PROBLEM TO WORK ON ▸
Sift the listing for lines that hold the string "Appliances" and pull them out.

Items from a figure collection

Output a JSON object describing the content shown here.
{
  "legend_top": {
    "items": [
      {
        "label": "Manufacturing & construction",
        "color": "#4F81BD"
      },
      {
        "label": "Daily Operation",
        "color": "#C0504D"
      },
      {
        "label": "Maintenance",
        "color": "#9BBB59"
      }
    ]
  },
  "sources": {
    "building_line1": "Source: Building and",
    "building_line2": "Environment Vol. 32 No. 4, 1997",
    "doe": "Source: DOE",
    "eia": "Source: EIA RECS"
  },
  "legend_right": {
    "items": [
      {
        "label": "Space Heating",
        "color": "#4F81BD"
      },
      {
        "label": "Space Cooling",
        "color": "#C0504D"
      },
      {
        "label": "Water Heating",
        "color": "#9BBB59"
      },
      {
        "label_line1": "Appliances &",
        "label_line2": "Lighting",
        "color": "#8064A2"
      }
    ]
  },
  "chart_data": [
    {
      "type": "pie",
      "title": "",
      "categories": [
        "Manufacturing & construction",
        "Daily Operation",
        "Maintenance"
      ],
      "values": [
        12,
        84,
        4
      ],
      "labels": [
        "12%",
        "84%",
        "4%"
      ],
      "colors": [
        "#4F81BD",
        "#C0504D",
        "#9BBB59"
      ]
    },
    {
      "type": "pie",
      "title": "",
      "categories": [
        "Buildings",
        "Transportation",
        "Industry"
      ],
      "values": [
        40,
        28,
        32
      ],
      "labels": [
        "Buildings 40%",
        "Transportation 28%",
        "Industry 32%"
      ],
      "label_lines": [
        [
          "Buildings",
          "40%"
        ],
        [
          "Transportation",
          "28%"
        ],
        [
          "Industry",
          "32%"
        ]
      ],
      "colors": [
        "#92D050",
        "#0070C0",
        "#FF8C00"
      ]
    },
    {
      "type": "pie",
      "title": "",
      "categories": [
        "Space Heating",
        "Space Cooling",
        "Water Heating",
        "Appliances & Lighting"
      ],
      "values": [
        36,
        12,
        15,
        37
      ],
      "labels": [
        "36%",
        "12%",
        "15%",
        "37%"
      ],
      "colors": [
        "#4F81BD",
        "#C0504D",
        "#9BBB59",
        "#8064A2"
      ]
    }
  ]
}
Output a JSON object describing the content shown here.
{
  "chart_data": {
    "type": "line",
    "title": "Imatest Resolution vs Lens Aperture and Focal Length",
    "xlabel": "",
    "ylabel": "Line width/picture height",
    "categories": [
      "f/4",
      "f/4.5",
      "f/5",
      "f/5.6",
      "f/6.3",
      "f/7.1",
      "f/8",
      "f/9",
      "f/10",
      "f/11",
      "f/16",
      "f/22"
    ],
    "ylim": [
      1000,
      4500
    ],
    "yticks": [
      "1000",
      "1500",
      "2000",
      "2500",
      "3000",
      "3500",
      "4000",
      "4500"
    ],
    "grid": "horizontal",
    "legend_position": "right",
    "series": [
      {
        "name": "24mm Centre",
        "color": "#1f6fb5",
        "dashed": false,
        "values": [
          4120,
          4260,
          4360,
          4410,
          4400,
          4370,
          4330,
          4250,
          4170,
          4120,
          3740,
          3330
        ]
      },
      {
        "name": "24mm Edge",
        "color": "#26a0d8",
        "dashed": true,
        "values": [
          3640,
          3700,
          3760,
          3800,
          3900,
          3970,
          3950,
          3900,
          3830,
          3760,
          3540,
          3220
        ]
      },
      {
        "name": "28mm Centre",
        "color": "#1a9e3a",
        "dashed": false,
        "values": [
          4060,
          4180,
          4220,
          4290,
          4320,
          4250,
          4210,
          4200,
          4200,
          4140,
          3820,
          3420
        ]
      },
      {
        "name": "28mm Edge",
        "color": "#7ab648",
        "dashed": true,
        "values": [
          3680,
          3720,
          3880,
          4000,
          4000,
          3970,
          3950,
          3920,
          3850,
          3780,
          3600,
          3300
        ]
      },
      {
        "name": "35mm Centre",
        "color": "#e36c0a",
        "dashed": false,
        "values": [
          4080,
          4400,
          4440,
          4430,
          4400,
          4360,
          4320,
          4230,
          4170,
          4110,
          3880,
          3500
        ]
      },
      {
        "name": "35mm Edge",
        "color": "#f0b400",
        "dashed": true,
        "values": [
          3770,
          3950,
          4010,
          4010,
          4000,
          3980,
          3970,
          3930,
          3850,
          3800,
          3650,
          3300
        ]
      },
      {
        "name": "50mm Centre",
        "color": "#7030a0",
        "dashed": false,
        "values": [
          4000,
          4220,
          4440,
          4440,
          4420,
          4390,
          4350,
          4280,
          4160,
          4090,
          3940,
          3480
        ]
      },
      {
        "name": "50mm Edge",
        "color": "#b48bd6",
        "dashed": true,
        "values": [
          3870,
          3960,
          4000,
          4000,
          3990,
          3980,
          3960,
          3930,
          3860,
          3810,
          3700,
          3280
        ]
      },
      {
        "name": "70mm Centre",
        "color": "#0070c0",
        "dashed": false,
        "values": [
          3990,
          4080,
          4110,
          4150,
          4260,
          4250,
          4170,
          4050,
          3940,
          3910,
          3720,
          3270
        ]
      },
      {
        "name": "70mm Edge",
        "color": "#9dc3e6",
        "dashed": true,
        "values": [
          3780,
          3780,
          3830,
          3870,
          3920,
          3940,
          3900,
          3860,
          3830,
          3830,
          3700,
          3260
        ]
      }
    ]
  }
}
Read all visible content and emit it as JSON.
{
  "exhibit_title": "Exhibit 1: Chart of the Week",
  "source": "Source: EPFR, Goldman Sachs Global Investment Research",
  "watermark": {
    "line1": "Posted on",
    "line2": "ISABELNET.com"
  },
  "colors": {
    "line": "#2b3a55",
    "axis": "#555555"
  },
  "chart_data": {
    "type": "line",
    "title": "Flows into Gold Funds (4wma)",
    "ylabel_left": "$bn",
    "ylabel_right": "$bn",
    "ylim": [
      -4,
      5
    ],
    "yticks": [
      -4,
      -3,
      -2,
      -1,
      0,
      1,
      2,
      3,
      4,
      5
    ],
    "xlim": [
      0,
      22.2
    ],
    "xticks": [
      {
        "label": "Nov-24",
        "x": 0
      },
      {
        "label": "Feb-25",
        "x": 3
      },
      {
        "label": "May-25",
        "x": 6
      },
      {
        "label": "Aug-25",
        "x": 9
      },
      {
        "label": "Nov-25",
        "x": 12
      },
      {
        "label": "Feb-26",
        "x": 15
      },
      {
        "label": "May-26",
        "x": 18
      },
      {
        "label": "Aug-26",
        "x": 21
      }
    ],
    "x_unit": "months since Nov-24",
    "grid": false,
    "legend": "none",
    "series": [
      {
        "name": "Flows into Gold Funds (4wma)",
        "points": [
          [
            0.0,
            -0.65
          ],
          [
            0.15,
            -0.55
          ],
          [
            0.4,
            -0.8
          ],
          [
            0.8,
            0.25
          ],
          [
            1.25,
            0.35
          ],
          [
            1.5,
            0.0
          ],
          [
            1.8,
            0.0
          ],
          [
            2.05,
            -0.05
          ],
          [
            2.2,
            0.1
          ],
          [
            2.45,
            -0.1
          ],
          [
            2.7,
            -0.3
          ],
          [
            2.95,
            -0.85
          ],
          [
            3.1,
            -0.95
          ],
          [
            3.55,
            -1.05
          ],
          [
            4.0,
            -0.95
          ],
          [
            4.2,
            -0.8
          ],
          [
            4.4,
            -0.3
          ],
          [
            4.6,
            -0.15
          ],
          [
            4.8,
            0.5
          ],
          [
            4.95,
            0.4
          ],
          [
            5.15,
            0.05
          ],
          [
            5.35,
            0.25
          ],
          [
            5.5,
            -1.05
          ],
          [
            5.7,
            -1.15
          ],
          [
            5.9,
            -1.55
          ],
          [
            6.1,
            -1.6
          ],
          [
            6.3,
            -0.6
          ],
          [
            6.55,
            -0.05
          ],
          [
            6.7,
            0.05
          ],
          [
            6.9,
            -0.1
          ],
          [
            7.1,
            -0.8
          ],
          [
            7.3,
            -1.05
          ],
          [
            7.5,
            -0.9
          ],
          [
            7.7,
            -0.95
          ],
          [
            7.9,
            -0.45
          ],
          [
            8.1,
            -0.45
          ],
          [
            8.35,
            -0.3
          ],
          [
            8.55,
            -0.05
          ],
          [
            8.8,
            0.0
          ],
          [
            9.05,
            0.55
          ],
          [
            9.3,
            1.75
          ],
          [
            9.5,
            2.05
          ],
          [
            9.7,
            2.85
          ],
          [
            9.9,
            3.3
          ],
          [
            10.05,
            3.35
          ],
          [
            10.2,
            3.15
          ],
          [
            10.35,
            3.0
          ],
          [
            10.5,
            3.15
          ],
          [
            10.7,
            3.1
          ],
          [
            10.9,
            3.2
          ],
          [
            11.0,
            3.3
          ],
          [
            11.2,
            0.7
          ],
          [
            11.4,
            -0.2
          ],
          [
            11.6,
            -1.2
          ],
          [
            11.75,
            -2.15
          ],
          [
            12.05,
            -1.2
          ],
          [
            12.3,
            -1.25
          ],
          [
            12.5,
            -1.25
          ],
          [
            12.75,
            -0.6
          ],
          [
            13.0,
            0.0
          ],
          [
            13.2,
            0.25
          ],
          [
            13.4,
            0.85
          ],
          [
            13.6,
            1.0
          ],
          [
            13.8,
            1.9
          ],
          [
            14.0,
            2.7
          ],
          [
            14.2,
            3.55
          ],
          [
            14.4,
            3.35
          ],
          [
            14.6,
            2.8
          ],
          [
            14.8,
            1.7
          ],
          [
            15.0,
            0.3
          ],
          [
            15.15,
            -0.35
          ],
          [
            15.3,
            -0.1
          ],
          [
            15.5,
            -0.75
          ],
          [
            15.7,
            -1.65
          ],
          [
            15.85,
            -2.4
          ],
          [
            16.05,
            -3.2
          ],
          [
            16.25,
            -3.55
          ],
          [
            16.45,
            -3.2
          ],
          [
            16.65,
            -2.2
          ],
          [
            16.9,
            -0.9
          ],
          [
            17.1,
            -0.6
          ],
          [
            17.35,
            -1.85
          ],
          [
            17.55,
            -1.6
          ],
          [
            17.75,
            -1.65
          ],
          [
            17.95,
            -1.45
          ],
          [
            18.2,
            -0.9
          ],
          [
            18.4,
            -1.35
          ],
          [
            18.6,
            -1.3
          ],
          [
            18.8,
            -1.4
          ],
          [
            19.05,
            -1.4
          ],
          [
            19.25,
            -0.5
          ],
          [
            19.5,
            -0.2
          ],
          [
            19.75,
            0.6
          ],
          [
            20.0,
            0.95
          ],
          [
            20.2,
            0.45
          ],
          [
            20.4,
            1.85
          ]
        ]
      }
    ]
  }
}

WRITTEN RESPONSE ▸
        "label_line1": "Appliances &",
        "Appliances & Lighting"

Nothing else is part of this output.